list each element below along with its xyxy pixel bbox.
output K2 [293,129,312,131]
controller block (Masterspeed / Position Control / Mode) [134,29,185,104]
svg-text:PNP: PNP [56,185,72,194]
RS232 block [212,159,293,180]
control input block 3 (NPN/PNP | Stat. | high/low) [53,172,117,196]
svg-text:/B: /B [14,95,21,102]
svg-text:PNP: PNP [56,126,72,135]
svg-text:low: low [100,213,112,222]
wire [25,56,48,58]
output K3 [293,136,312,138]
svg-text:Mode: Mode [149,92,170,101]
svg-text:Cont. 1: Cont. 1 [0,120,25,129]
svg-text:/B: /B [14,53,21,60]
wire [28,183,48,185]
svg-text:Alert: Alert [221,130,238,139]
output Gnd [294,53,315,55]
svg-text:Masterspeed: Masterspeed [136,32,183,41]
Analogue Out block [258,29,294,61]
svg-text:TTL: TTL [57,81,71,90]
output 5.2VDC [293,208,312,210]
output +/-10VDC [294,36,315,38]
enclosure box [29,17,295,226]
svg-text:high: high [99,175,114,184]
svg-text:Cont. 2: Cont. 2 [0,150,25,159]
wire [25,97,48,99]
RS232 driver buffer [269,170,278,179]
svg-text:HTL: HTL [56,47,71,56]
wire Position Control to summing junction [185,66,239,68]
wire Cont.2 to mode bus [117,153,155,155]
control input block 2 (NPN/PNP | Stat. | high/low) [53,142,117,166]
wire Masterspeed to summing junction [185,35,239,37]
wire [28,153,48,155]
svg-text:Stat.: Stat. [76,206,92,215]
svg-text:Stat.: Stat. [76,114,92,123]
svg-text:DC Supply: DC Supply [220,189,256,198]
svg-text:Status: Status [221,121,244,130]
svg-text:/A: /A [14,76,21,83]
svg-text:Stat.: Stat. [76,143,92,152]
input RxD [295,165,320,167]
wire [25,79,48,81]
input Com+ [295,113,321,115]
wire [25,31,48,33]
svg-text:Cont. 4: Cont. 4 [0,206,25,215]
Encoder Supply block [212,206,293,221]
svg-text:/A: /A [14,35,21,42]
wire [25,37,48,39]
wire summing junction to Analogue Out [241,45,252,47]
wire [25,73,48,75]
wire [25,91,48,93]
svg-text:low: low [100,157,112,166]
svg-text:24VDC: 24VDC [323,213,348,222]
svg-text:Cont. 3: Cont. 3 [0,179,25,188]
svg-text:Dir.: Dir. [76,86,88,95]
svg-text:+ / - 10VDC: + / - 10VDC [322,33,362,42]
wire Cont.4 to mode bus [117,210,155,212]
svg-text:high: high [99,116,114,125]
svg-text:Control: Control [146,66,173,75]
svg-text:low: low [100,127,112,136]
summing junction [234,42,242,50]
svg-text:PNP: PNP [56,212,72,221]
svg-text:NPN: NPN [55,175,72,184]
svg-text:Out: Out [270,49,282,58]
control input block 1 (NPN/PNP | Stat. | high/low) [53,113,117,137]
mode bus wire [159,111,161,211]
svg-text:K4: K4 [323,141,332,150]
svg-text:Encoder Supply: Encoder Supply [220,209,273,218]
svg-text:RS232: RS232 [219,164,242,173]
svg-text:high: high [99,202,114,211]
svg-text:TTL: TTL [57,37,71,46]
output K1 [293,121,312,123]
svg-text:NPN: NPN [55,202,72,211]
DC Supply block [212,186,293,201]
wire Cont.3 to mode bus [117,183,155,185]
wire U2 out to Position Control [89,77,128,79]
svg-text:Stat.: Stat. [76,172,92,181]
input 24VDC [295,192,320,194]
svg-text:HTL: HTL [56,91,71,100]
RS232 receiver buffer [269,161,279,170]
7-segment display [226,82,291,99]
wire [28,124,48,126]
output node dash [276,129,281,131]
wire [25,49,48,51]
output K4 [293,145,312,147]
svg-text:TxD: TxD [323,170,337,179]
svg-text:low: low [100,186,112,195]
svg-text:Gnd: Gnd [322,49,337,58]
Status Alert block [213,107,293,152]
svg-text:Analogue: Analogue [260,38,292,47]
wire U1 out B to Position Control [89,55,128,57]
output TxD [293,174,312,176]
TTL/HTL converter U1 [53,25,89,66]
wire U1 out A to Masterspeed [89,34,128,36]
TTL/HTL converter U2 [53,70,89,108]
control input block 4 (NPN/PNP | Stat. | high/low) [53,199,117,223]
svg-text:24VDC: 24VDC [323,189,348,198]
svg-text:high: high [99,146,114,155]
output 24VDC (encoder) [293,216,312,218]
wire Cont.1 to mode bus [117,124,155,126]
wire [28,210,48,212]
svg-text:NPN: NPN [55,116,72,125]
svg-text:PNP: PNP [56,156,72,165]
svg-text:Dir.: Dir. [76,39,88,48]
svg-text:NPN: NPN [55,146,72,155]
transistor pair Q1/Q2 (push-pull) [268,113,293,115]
· · · · · · ·
# [SET TASK]
Output the lines above as a JSON list of strings, one string per line, leaving out any blank lines.

# [TASK OUTPUT]
[
  "list each element below along with its xyxy pixel bbox.",
  "output K2 [293,129,312,131]",
  "controller block (Masterspeed / Position Control / Mode) [134,29,185,104]",
  "svg-text:PNP: PNP [56,185,72,194]",
  "RS232 block [212,159,293,180]",
  "control input block 3 (NPN/PNP | Stat. | high/low) [53,172,117,196]",
  "svg-text:/B: /B [14,95,21,102]",
  "svg-text:PNP: PNP [56,126,72,135]",
  "svg-text:low: low [100,213,112,222]",
  "wire [25,56,48,58]",
  "output K3 [293,136,312,138]",
  "svg-text:Mode: Mode [149,92,170,101]",
  "svg-text:Cont. 1: Cont. 1 [0,120,25,129]",
  "svg-text:/B: /B [14,53,21,60]",
  "wire [28,183,48,185]",
  "svg-text:Alert: Alert [221,130,238,139]",
  "output Gnd [294,53,315,55]",
  "svg-text:Masterspeed: Masterspeed [136,32,183,41]",
  "Analogue Out block [258,29,294,61]",
  "svg-text:TTL: TTL [57,81,71,90]",
  "output 5.2VDC [293,208,312,210]",
  "output +/-10VDC [294,36,315,38]",
  "enclosure box [29,17,295,226]",
  "svg-text:high: high [99,175,114,184]",
  "svg-text:Cont. 2: Cont. 2 [0,150,25,159]",
  "wire [25,97,48,99]",
  "RS232 driver buffer [269,170,278,179]",
  "svg-text:HTL: HTL [56,47,71,56]",
  "wire Position Control to summing junction [185,66,239,68]",
  "wire Cont.2 to mode bus [117,153,155,155]",
  "control input block 2 (NPN/PNP | Stat. | high/low) [53,142,117,166]",
  "wire Masterspeed to summing junction [185,35,239,37]",
  "wire [28,153,48,155]",
  "svg-text:Stat.: Stat. [76,206,92,215]",
  "svg-text:Stat.: Stat. [76,114,92,123]",
  "svg-text:DC Supply: DC Supply [220,189,256,198]",
  "svg-text:Status: Status [221,121,244,130]",
  "svg-text:/A: /A [14,76,21,83]",
  "svg-text:Stat.: Stat. [76,143,92,152]",
  "input RxD [295,165,320,167]",
  "wire [25,79,48,81]",
  "input Com+ [295,113,321,115]",
  "wire [25,31,48,33]",
  "svg-text:Cont. 4: Cont. 4 [0,206,25,215]",
  "Encoder Supply block [212,206,293,221]",
  "svg-text:/A: /A [14,35,21,42]",
  "wire [25,37,48,39]",
  "wire summing junction to Analogue Out [241,45,252,47]",
  "wire [25,73,48,75]",
  "wire [25,91,48,93]",
  "svg-text:low: low [100,157,112,166]",
  "svg-text:24VDC: 24VDC [323,213,348,222]",
  "svg-text:Cont. 3: Cont. 3 [0,179,25,188]",
  "svg-text:Dir.: Dir. [76,86,88,95]",
  "svg-text:+ / - 10VDC: + / - 10VDC [322,33,362,42]",
  "wire Cont.4 to mode bus [117,210,155,212]",
  "svg-text:high: high [99,116,114,125]",
  "svg-text:Control: Control [146,66,173,75]",
  "svg-text:low: low [100,127,112,136]",
  "summing junction [234,42,242,50]",
  "svg-text:PNP: PNP [56,212,72,221]",
  "svg-text:NPN: NPN [55,175,72,184]",
  "svg-text:Out: Out [270,49,282,58]",
  "control input block 1 (NPN/PNP | Stat. | high/low) [53,113,117,137]",
  "mode bus wire [159,111,161,211]",
  "svg-text:K4: K4 [323,141,332,150]",
  "svg-text:Encoder Supply: Encoder Supply [220,209,273,218]",
  "svg-text:RS232: RS232 [219,164,242,173]",
  "svg-text:high: high [99,202,114,211]",
  "svg-text:TTL: TTL [57,37,71,46]",
  "output K1 [293,121,312,123]",
  "svg-text:NPN: NPN [55,202,72,211]",
  "DC Supply block [212,186,293,201]",
  "wire Cont.3 to mode bus [117,183,155,185]",
  "wire U2 out to Position Control [89,77,128,79]",
  "svg-text:Stat.: Stat. [76,172,92,181]",
  "input 24VDC [295,192,320,194]",
  "svg-text:HTL: HTL [56,91,71,100]",
  "RS232 receiver buffer [269,161,279,170]",
  "7-segment display [226,82,291,99]",
  "wire [28,124,48,126]",
  "output node dash [276,129,281,131]",
  "wire [25,49,48,51]",
  "output K4 [293,145,312,147]",
  "svg-text:TxD: TxD [323,170,337,179]",
  "svg-text:low: low [100,186,112,195]",
  "svg-text:Gnd: Gnd [322,49,337,58]",
  "Status Alert block [213,107,293,152]",
  "svg-text:Analogue: Analogue [260,38,292,47]",
  "wire U1 out B to Position Control [89,55,128,57]",
  "output TxD [293,174,312,176]",
  "TTL/HTL converter U1 [53,25,89,66]",
  "wire U1 out A to Masterspeed [89,34,128,36]",
  "TTL/HTL converter U2 [53,70,89,108]",
  "control input block 4 (NPN/PNP | Stat. | high/low) [53,199,117,223]",
  "svg-text:24VDC: 24VDC [323,189,348,198]",
  "svg-text:high: high [99,146,114,155]",
  "output 24VDC (encoder) [293,216,312,218]",
  "wire Cont.1 to mode bus [117,124,155,126]",
  "wire [28,210,48,212]",
  "svg-text:NPN: NPN [55,116,72,125]",
  "svg-text:PNP: PNP [56,156,72,165]",
  "svg-text:Dir.: Dir. [76,39,88,48]",
  "svg-text:NPN: NPN [55,146,72,155]",
  "transistor pair Q1/Q2 (push-pull) [268,113,293,115]"
]